• [Requirement 1] Echo the entries listed below the living wage text line for line, leaving out any pictures.

The world’s richest 1% now own more than 48% of global wealth. In the UK alone, the ownership of Britain’s wealthiest 1% equates to 55% of the population’s poorest. Furthermore, the UK is the only G7 country to record rising wealth inequality between 2000-2014. In regard to this enormous inequality and the very fact that a voluntary wage exists based on the necessity of survival, the case for increasing the minimum wage is surely a convincing one. A quick google search for “Westminster living wage” shows that half of the top results relate to Nicola Sturgeon and the SNP, with the only other direct reference to the UK Parliament coming from UNISON’s website. This reflects Scotland’s leading role in tackling wealth inequality through increasing wages. While the minimum wage remains a reserved power and companies are not legally obliged to pay staff a wage from which they can reasonably support themselves and their families, voluntary payments of the living wage are most welcome and should be encouraged. The living wage may not be a large sum of money in the grand scheme of things but it could make all the difference for families on low income. Tough decisions on rent payment and the ability to have healthy hot meals may be made slightly easier.

• [Requirement 2] Duplicate the passage on wealth inequality and the living wage above, word for word.

• [Task data]
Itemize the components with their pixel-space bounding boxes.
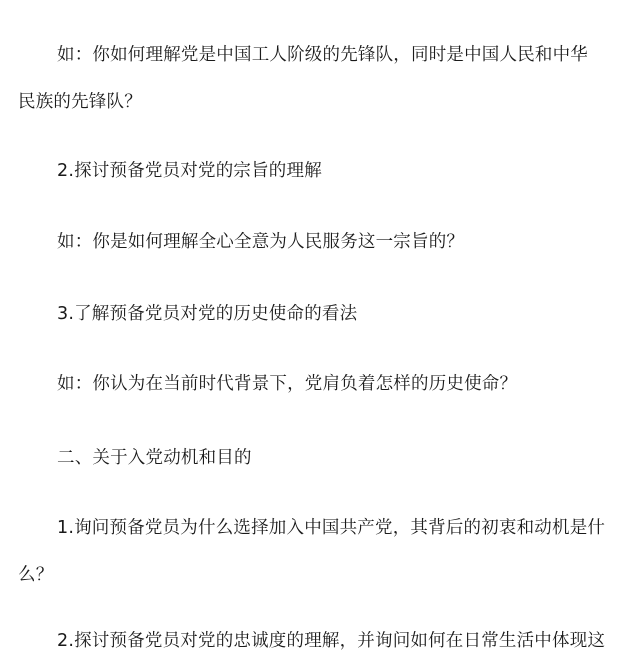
question-example-1-line-2: 民族的先锋队？ — [18, 92, 142, 112]
question-example-1-line-1: 如：你如何理解党是中国工人阶级的先锋队，同时是中国人民和中华 — [57, 45, 588, 65]
section-item-3-heading: 3.了解预备党员对党的历史使命的看法 — [57, 304, 358, 324]
motive-item-2-line-1: 2.探讨预备党员对党的忠诚度的理解，并询问如何在日常生活中体现这 — [57, 631, 606, 651]
section-item-2-heading: 2.探讨预备党员对党的宗旨的理解 — [57, 161, 322, 181]
section-two-heading: 二、关于入党动机和目的 — [57, 448, 252, 468]
motive-item-1-line-1: 1.询问预备党员为什么选择加入中国共产党，其背后的初衷和动机是什 — [57, 518, 606, 538]
motive-item-1-line-2: 么？ — [18, 565, 54, 585]
question-example-2: 如：你是如何理解全心全意为人民服务这一宗旨的？ — [57, 232, 465, 252]
question-example-3: 如：你认为在当前时代背景下，党肩负着怎样的历史使命？ — [57, 374, 518, 394]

• [Correct output 1]
Itemize the components with their pixel-space bounding boxes.
question-example-1-line-2: 民族的先锋队？ — [18, 92, 142, 112]
question-example-1-line-1: 如：你如何理解党是中国工人阶级的先锋队，同时是中国人民和中华 — [57, 45, 588, 65]
section-item-3-heading: 3.了解预备党员对党的历史使命的看法 — [57, 304, 358, 324]
motive-item-2-line-1: 2.探讨预备党员对党的忠诚度的理解，并询问如何在日常生活中体现这 — [57, 631, 606, 651]
section-item-2-heading: 2.探讨预备党员对党的宗旨的理解 — [57, 161, 322, 181]
section-two-heading: 二、关于入党动机和目的 — [57, 448, 252, 468]
motive-item-1-line-1: 1.询问预备党员为什么选择加入中国共产党，其背后的初衷和动机是什 — [57, 518, 606, 538]
motive-item-1-line-2: 么？ — [18, 565, 54, 585]
question-example-2: 如：你是如何理解全心全意为人民服务这一宗旨的？ — [57, 232, 465, 252]
question-example-3: 如：你认为在当前时代背景下，党肩负着怎样的历史使命？ — [57, 374, 518, 394]

• [Correct output 2]
The world’s richest 1% now own more than 48% of global wealth. In the UK alone, the ownership of Britain’s wealthiest 1% equates to 55% of the population’s poorest. Furthermore, the UK is the only G7 country to record rising wealth inequality between 2000-2014. In regard to this enormous inequality and the very fact that a voluntary wage exists based on the necessity of survival, the case for increasing the minimum wage is surely a convincing one. A quick google search for “Westminster living wage” shows that half of the top results relate to Nicola Sturgeon and the SNP, with the only other direct reference to the UK Parliament coming from UNISON’s website. This reflects Scotland’s leading role in tackling wealth inequality through increasing wages. While the minimum wage remains a reserved power and companies are not legally obliged to pay staff a wage from which they can reasonably support themselves and their families, voluntary payments of the living wage are most welcome and should be encouraged. The living wage may not be a large sum of money in the grand scheme of things but it could make all the difference for families on low income. Tough decisions on rent payment and the ability to have healthy hot meals may be made slightly easier.